• AIM
Below is a listing to write out in full, exactly as given, without its pictures.
-- Begin PROVIDED RECORDS --
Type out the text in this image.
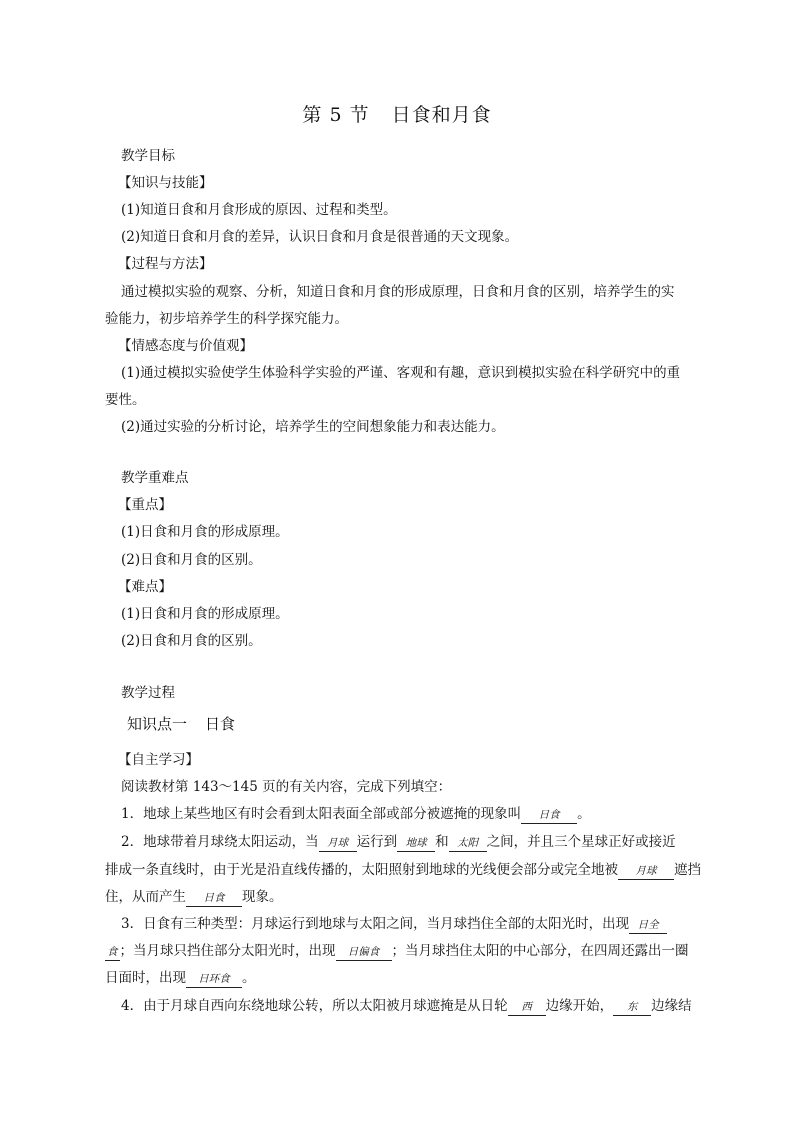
第 5 节 日食和月食
教学目标
【知识与技能】
(1)知道日食和月食形成的原因、过程和类型。
(2)知道日食和月食的差异，认识日食和月食是很普通的天文现象。
【过程与方法】
通过模拟实验的观察、分析，知道日食和月食的形成原理，日食和月食的区别，培养学生的实
验能力，初步培养学生的科学探究能力。
【情感态度与价值观】
(1)通过模拟实验使学生体验科学实验的严谨、客观和有趣，意识到模拟实验在科学研究中的重
要性。
(2)通过实验的分析讨论，培养学生的空间想象能力和表达能力。
教学重难点
【重点】
(1)日食和月食的形成原理。
(2)日食和月食的区别。
【难点】
(1)日食和月食的形成原理。
(2)日食和月食的区别。
教学过程
知识点一 日食
【自主学习】
阅读教材第 143～145 页的有关内容，完成下列填空：
1．地球上某些地区有时会看到太阳表面全部或部分被遮掩的现象叫 日食 。
2．地球带着月球绕太阳运动，当 月球 运行到 地球 和 太阳 之间，并且三个星球正好或接近
排成一条直线时，由于光是沿直线传播的，太阳照射到地球的光线便会部分或完全地被 月球 遮挡
住，从而产生 日食 现象。
3．日食有三种类型：月球运行到地球与太阳之间，当月球挡住全部的太阳光时，出现 日全
食 ；当月球只挡住部分太阳光时，出现 日偏食 ；当月球挡住太阳的中心部分，在四周还露出一圈
日面时，出现 日环食 。
4．由于月球自西向东绕地球公转，所以太阳被月球遮掩是从日轮 西 边缘开始， 东 边缘结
-- End PROVIDED RECORDS --
• WORKED SOLUTION
Type out the text in this image.
第 5 节 日食和月食
教学目标
【知识与技能】
(1)知道日食和月食形成的原因、过程和类型。
(2)知道日食和月食的差异，认识日食和月食是很普通的天文现象。
【过程与方法】
通过模拟实验的观察、分析，知道日食和月食的形成原理，日食和月食的区别，培养学生的实
验能力，初步培养学生的科学探究能力。
【情感态度与价值观】
(1)通过模拟实验使学生体验科学实验的严谨、客观和有趣，意识到模拟实验在科学研究中的重
要性。
(2)通过实验的分析讨论，培养学生的空间想象能力和表达能力。
教学重难点
【重点】
(1)日食和月食的形成原理。
(2)日食和月食的区别。
【难点】
(1)日食和月食的形成原理。
(2)日食和月食的区别。
教学过程
知识点一 日食
【自主学习】
阅读教材第 143～145 页的有关内容，完成下列填空：
1．地球上某些地区有时会看到太阳表面全部或部分被遮掩的现象叫 日食 。
2．地球带着月球绕太阳运动，当 月球 运行到 地球 和 太阳 之间，并且三个星球正好或接近
排成一条直线时，由于光是沿直线传播的，太阳照射到地球的光线便会部分或完全地被 月球 遮挡
住，从而产生 日食 现象。
3．日食有三种类型：月球运行到地球与太阳之间，当月球挡住全部的太阳光时，出现 日全
食 ；当月球只挡住部分太阳光时，出现 日偏食 ；当月球挡住太阳的中心部分，在四周还露出一圈
日面时，出现 日环食 。
4．由于月球自西向东绕地球公转，所以太阳被月球遮掩是从日轮 西 边缘开始， 东 边缘结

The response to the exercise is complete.